[TASK TO COMPLETE]:
Go through the material below and copy all lines with "Allow".

[DATA]:
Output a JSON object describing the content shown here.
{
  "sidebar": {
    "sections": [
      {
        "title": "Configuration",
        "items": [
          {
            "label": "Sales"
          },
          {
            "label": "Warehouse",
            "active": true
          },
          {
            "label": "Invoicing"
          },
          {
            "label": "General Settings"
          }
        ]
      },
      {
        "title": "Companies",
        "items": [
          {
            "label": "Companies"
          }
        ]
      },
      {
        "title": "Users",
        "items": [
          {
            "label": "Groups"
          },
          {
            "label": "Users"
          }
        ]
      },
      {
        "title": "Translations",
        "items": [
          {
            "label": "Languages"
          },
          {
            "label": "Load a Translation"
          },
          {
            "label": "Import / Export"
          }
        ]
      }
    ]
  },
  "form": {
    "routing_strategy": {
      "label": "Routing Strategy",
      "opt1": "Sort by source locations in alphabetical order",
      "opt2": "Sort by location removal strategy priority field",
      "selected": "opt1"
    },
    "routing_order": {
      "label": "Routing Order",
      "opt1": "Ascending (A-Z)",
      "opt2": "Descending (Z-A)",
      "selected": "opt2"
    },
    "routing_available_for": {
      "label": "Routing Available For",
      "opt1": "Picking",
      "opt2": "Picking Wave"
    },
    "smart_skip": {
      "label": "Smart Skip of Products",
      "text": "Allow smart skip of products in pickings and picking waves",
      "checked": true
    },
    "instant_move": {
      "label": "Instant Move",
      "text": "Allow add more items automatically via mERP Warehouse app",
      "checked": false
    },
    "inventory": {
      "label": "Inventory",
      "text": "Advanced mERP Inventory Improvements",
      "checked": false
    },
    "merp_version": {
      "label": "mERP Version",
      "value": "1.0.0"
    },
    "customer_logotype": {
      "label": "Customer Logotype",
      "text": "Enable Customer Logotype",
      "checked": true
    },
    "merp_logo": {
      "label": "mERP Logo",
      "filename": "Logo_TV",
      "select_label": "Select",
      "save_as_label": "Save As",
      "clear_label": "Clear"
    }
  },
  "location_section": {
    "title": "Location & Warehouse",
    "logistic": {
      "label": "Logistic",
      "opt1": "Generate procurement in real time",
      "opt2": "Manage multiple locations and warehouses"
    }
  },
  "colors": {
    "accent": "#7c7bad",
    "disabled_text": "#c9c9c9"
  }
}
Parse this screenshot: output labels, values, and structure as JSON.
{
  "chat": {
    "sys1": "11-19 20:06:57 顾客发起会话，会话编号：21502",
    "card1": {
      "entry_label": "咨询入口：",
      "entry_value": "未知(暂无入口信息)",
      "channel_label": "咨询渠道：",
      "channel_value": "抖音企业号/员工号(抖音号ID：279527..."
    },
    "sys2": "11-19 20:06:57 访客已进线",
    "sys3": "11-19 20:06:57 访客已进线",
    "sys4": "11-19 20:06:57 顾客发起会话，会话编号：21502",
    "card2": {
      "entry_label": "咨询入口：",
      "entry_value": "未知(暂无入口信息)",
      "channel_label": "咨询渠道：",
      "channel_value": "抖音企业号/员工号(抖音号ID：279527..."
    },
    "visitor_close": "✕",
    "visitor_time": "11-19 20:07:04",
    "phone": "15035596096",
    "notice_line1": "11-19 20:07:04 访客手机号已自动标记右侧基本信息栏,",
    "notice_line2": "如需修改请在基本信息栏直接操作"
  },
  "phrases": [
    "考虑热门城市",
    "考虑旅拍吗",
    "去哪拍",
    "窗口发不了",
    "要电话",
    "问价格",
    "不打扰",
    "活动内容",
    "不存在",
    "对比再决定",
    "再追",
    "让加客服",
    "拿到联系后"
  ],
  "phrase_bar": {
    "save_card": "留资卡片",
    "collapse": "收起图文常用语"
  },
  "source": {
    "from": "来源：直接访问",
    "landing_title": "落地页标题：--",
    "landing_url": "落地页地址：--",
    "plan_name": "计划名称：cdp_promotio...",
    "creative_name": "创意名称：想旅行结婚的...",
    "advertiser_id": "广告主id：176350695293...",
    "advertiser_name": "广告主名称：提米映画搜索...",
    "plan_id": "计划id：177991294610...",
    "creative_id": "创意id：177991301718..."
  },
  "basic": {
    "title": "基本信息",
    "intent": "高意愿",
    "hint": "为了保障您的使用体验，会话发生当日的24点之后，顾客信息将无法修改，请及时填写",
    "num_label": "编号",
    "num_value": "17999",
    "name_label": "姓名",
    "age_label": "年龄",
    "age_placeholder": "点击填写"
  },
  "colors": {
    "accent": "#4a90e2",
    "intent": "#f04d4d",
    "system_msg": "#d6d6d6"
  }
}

[EXERCISE SOLUTION]:
      "text": "Allow smart skip of products in pickings and picking waves",
      "text": "Allow add more items automatically via mERP Warehouse app",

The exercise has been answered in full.